Data items —
______________________________
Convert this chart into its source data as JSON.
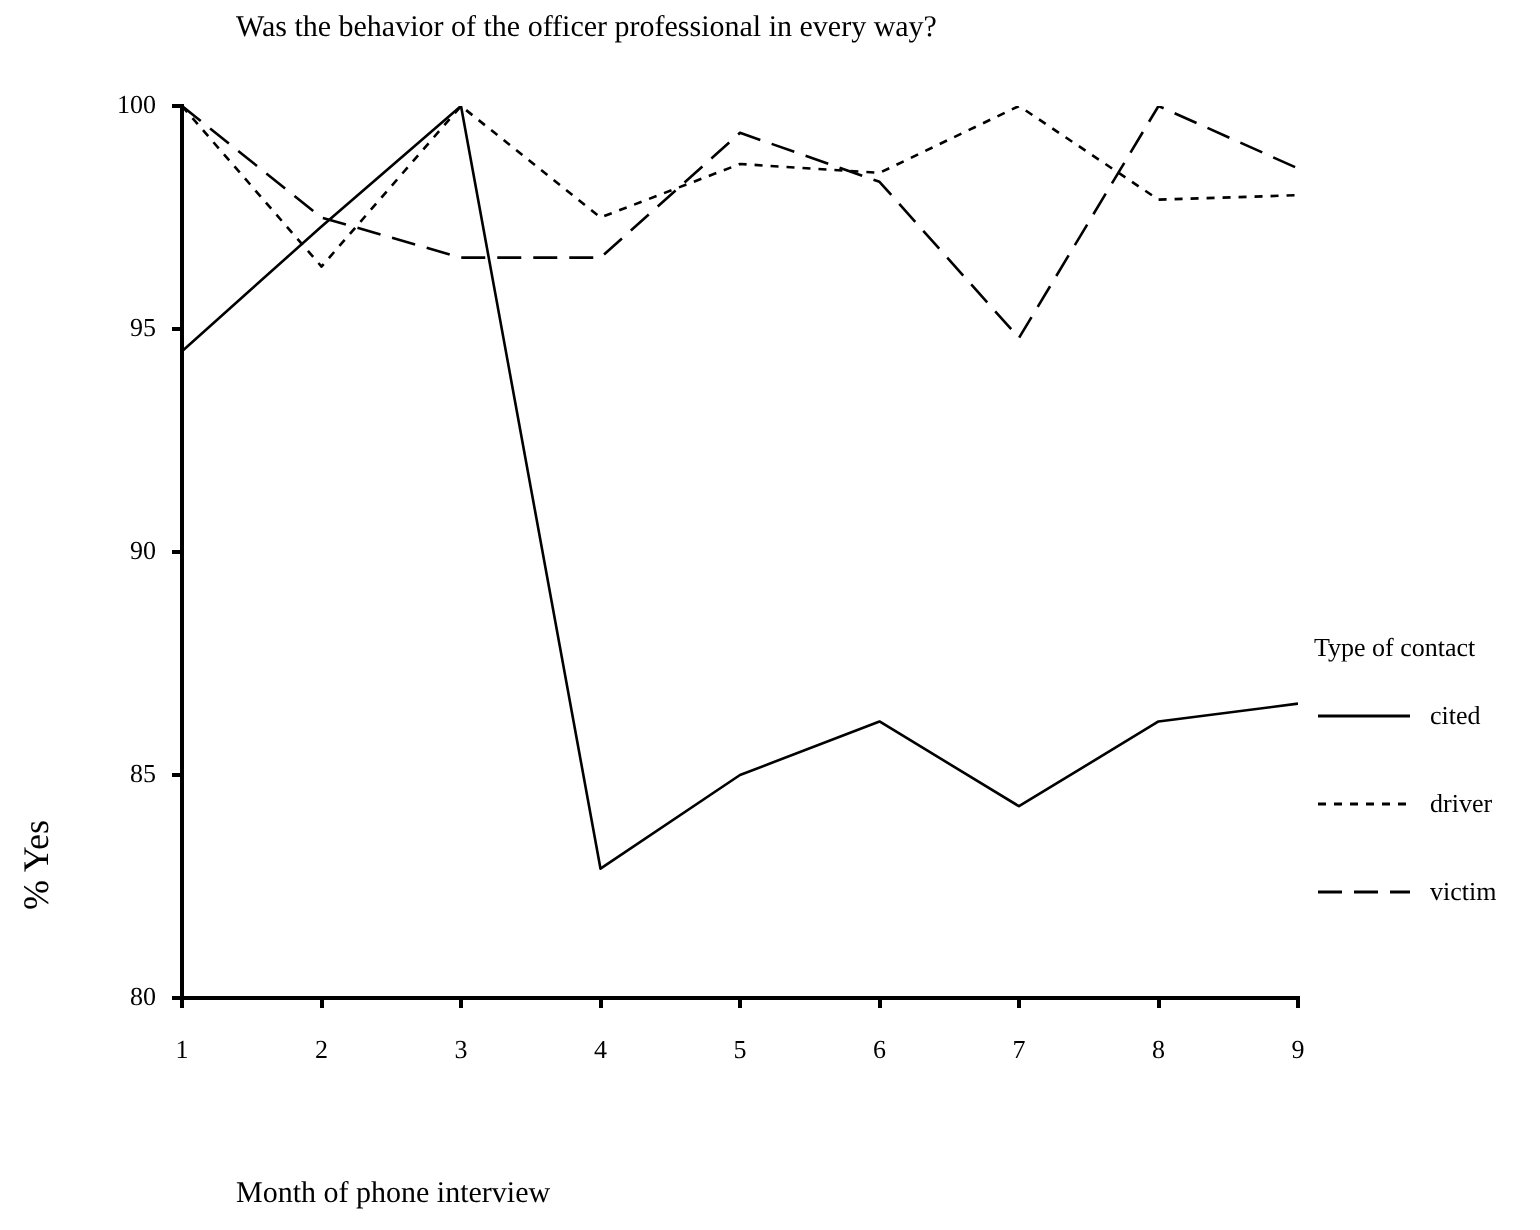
{
  "chart_data": {
    "type": "line",
    "title": "Was the behavior of the officer professional in every way?",
    "xlabel": "Month of phone interview",
    "ylabel": "% Yes",
    "legend_title": "Type of contact",
    "legend": "right",
    "grid": false,
    "marker": "none",
    "x": [
      1,
      2,
      3,
      4,
      5,
      6,
      7,
      8,
      9
    ],
    "xlim": [
      1,
      9
    ],
    "xticks": [
      1,
      2,
      3,
      4,
      5,
      6,
      7,
      8,
      9
    ],
    "ylim": [
      80,
      100
    ],
    "yticks": [
      80,
      85,
      90,
      95,
      100
    ],
    "series": [
      {
        "name": "cited",
        "color": "#000000",
        "line_style": "solid",
        "values": [
          94.5,
          97.3,
          100,
          82.9,
          85.0,
          86.2,
          84.3,
          86.2,
          86.6
        ]
      },
      {
        "name": "driver",
        "color": "#000000",
        "line_style": "dotted",
        "values": [
          100,
          96.4,
          100,
          97.5,
          98.7,
          98.5,
          100,
          97.9,
          98.0
        ]
      },
      {
        "name": "victim",
        "color": "#000000",
        "line_style": "dashed",
        "values": [
          100,
          97.5,
          96.6,
          96.6,
          99.4,
          98.3,
          94.8,
          100,
          98.6
        ]
      }
    ]
  }
}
______________________________
INSTRUCTION —
Repeat the material verbatim. Do not carry over any picture.

FINAL RESULT —
Convert this chart into its source data as JSON.
{
  "chart_data": {
    "type": "line",
    "title": "Was the behavior of the officer professional in every way?",
    "xlabel": "Month of phone interview",
    "ylabel": "% Yes",
    "legend_title": "Type of contact",
    "legend": "right",
    "grid": false,
    "marker": "none",
    "x": [
      1,
      2,
      3,
      4,
      5,
      6,
      7,
      8,
      9
    ],
    "xlim": [
      1,
      9
    ],
    "xticks": [
      1,
      2,
      3,
      4,
      5,
      6,
      7,
      8,
      9
    ],
    "ylim": [
      80,
      100
    ],
    "yticks": [
      80,
      85,
      90,
      95,
      100
    ],
    "series": [
      {
        "name": "cited",
        "color": "#000000",
        "line_style": "solid",
        "values": [
          94.5,
          97.3,
          100,
          82.9,
          85.0,
          86.2,
          84.3,
          86.2,
          86.6
        ]
      },
      {
        "name": "driver",
        "color": "#000000",
        "line_style": "dotted",
        "values": [
          100,
          96.4,
          100,
          97.5,
          98.7,
          98.5,
          100,
          97.9,
          98.0
        ]
      },
      {
        "name": "victim",
        "color": "#000000",
        "line_style": "dashed",
        "values": [
          100,
          97.5,
          96.6,
          96.6,
          99.4,
          98.3,
          94.8,
          100,
          98.6
        ]
      }
    ]
  }
}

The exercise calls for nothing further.